─── Dataset excerpts
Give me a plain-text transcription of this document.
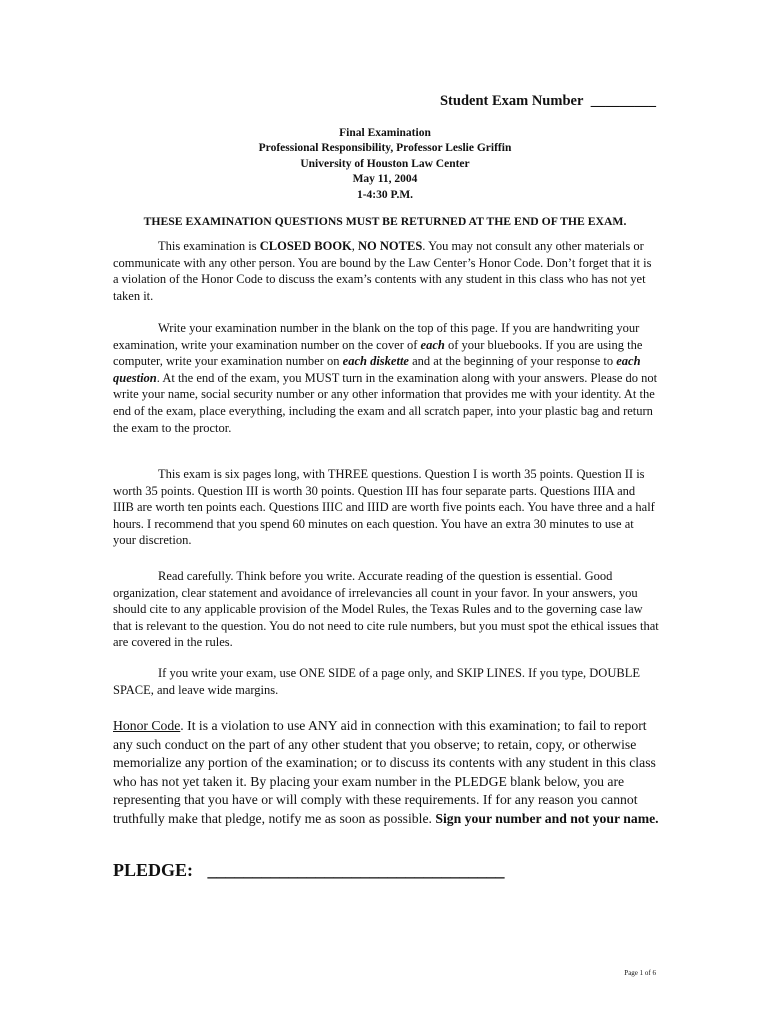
Student Exam Number _________
Final Examination
Professional Responsibility, Professor Leslie Griffin
University of Houston Law Center
May 11, 2004
1-4:30 P.M.
THESE EXAMINATION QUESTIONS MUST BE RETURNED AT THE END OF THE EXAM.

This examination is CLOSED BOOK, NO NOTES. You may not consult any other materials or communicate with any other person. You are bound by the Law Center’s Honor Code. Don’t forget that it is a violation of the Honor Code to discuss the exam’s contents with any student in this class who has not yet taken it.

Write your examination number in the blank on the top of this page. If you are handwriting your examination, write your examination number on the cover of each of your bluebooks. If you are using the computer, write your examination number on each diskette and at the beginning of your response to each question. At the end of the exam, you MUST turn in the examination along with your answers. Please do not write your name, social security number or any other information that provides me with your identity. At the end of the exam, place everything, including the exam and all scratch paper, into your plastic bag and return the exam to the proctor.

This exam is six pages long, with THREE questions. Question I is worth 35 points. Question II is worth 35 points. Question III is worth 30 points. Question III has four separate parts. Questions IIIA and IIIB are worth ten points each. Questions IIIC and IIID are worth five points each. You have three and a half hours. I recommend that you spend 60 minutes on each question. You have an extra 30 minutes to use at your discretion.

Read carefully. Think before you write. Accurate reading of the question is essential. Good organization, clear statement and avoidance of irrelevancies all count in your favor. In your answers, you should cite to any applicable provision of the Model Rules, the Texas Rules and to the governing case law that is relevant to the question. You do not need to cite rule numbers, but you must spot the ethical issues that are covered in the rules.

If you write your exam, use ONE SIDE of a page only, and SKIP LINES. If you type, DOUBLE SPACE, and leave wide margins.

Honor Code. It is a violation to use ANY aid in connection with this examination; to fail to report any such conduct on the part of any other student that you observe; to retain, copy, or otherwise memorialize any portion of the examination; or to discuss its contents with any student in this class who has not yet taken it. By placing your exam number in the PLEDGE blank below, you are representing that you have or will comply with these requirements. If for any reason you cannot truthfully make that pledge, notify me as soon as possible. Sign your number and not your name.

PLEDGE: _________________________________
Page 1 of 6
──────
From the material above, copy everything exactly but the pictures.

Give me a plain-text transcription of this document.
Student Exam Number _________
Final Examination
Professional Responsibility, Professor Leslie Griffin
University of Houston Law Center
May 11, 2004
1-4:30 P.M.
THESE EXAMINATION QUESTIONS MUST BE RETURNED AT THE END OF THE EXAM.

This examination is CLOSED BOOK, NO NOTES. You may not consult any other materials or communicate with any other person. You are bound by the Law Center’s Honor Code. Don’t forget that it is a violation of the Honor Code to discuss the exam’s contents with any student in this class who has not yet taken it.

Write your examination number in the blank on the top of this page. If you are handwriting your examination, write your examination number on the cover of each of your bluebooks. If you are using the computer, write your examination number on each diskette and at the beginning of your response to each question. At the end of the exam, you MUST turn in the examination along with your answers. Please do not write your name, social security number or any other information that provides me with your identity. At the end of the exam, place everything, including the exam and all scratch paper, into your plastic bag and return the exam to the proctor.

This exam is six pages long, with THREE questions. Question I is worth 35 points. Question II is worth 35 points. Question III is worth 30 points. Question III has four separate parts. Questions IIIA and IIIB are worth ten points each. Questions IIIC and IIID are worth five points each. You have three and a half hours. I recommend that you spend 60 minutes on each question. You have an extra 30 minutes to use at your discretion.

Read carefully. Think before you write. Accurate reading of the question is essential. Good organization, clear statement and avoidance of irrelevancies all count in your favor. In your answers, you should cite to any applicable provision of the Model Rules, the Texas Rules and to the governing case law that is relevant to the question. You do not need to cite rule numbers, but you must spot the ethical issues that are covered in the rules.

If you write your exam, use ONE SIDE of a page only, and SKIP LINES. If you type, DOUBLE SPACE, and leave wide margins.

Honor Code. It is a violation to use ANY aid in connection with this examination; to fail to report any such conduct on the part of any other student that you observe; to retain, copy, or otherwise memorialize any portion of the examination; or to discuss its contents with any student in this class who has not yet taken it. By placing your exam number in the PLEDGE blank below, you are representing that you have or will comply with these requirements. If for any reason you cannot truthfully make that pledge, notify me as soon as possible. Sign your number and not your name.

PLEDGE: _________________________________
Page 1 of 6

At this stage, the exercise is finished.